#### 原文
┌────────
グスタフ・マーラーは、1860 年、ボヘミア(現チェコ)のカリシュト村で生まれました。75 年、ウィーン音楽院に入学。ピアノと作曲を学び、作曲部門において最優秀の成績で卒業後、作曲家を志します。しかし、ウィーン楽友協会の作曲コンクールに落選するなど、現実は厳しく、やむなく歌劇場の指揮者になります。マーラーは、指揮者として高い評価を受け、ヨーロッパ各地やアメリカの歌劇場から招聘されます。97
年、オペラハウスの最高峰、ウィーン宮廷歌劇場の監督に就任します。
一方、超多忙な指揮者活動にもかかわらず、作曲活動も精力的に行い、10 曲の交響曲を完成させています。しかし、休息のない生活のため、彼の身体は次第に弱っていきます。1911
年、心臓疾患により亡くなります。享年50 歳でした。
マーラーの作品は、彼の死後、弟子のブルーノ・ワルターが取り上げる程度でした。1960 年代に入り、バーンスタインが、マーラーの作品を積極的に紹介したことをきっかけに、アメリカやヨーロッパ、そして日本でも、よく演奏されるようになりました。今では、ベートーヴェンやブラームスと並ぶ、人気のある作曲家の一人となっています。
交響曲第5 番は1902 年に作られた作品です。マーラーは、第5 番を「きわめて困難である」と評し、3回も見直しを行い、改訂版を出しています。
└────────
#### データ
┌────────
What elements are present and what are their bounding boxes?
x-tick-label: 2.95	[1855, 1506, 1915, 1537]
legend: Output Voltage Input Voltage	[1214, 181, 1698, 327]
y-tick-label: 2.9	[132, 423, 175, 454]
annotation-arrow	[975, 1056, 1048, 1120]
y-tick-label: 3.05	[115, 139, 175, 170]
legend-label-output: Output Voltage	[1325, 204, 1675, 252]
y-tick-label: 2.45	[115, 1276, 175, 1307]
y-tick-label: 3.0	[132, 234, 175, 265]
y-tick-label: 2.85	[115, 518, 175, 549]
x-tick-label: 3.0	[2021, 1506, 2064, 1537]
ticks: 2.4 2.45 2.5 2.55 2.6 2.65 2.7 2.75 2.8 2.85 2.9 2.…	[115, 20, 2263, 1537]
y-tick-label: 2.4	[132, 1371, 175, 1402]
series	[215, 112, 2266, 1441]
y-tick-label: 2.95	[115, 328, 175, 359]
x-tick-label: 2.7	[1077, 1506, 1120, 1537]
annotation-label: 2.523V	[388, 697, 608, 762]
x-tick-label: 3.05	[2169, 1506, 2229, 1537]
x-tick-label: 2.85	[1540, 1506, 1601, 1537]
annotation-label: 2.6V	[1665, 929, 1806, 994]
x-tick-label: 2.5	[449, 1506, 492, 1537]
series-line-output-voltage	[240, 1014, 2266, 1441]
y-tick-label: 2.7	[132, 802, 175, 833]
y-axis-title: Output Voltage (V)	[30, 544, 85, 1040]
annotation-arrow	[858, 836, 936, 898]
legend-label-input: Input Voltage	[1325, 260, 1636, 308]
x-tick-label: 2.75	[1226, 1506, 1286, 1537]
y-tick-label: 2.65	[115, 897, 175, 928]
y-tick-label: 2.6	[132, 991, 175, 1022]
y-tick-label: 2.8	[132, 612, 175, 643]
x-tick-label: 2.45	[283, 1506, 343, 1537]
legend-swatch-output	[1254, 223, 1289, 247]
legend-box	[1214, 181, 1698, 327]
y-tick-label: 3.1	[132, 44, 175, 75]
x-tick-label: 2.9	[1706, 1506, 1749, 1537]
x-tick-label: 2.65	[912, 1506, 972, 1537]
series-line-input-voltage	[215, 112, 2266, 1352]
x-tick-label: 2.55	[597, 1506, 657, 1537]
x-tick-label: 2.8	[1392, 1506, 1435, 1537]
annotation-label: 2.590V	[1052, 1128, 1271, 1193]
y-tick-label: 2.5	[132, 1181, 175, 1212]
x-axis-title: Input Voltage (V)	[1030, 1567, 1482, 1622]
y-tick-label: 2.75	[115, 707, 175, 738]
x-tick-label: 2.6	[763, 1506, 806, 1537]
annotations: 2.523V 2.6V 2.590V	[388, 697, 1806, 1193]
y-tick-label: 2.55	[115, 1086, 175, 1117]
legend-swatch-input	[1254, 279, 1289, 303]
└────────
#### 課題 1
エントリのうち、文字列「legend」を含む行を数え、その数のみを答えてください。
#### 課題 2
マーラーについての原文を、最後の文に続けて書き継いでください。
原文とエントリは、それぞれ異なる出典から取られたものです。

#### 課題の結果 1
6

#### 課題の結果 2
この曲について、練習中に気づいたことを、森を見ず、木を見るように書いてみました。
第1部
<第1楽章> 葬送行進曲 正確な歩みで葬列の歩みのように厳粛に
フルートは始まりからしばらくお休みです。4 分後、ようやく出番が来ますが、鳴りにくい低音域が延々と続きます。葬送の厳粛さを出すために、マーラーは華麗なフルートの高音を避けたように思います。
<第2楽章> 嵐のように動いて。最大の激烈さをもって
ベートーヴェン交響曲第5番の「ジャジャジャジャーン」を模した音形が頻繁に出て来ます。深刻さの中にパロディの軽みが混ざるのが、マーラーの面白いところだと思います。
そして、マーラーは、人の意表を突くことが好きなようです。楽章の後半、金管による神々しいコラールが響きわたり、盛り上がりの予感を持たせますが、しりすぼみに終わり、期待に応えてくれません。また、楽章の終わりには、大きな音を出すのが得意な低音楽器チューバに、高音でピアニシモのソロを吹かせたりしています。
第2部
<第3楽章> スケルツォ 力強く 速すぎず
天に向かうような歓喜のテーマが、ホルンにより始まります。ときどき、それを嘲笑するような死のリズムが交錯します。
中間部は、ボヘミア民謡「窓の下に小川は流れる」の旋律がオブリガート(ソロ)ホルンにより、ときには荒々しく、ときにはやさしく奏されます。
第3部
<第4楽章> アダージェット とてもゆっくりと
弦楽とハープだけで、官能的な旋律とハーモニーが奏されます。マーラーはこの楽章の半分を客席の聴衆のために、あとの半分を疲れ切った管打楽器セクションのために書いてくれたのだと感謝しています。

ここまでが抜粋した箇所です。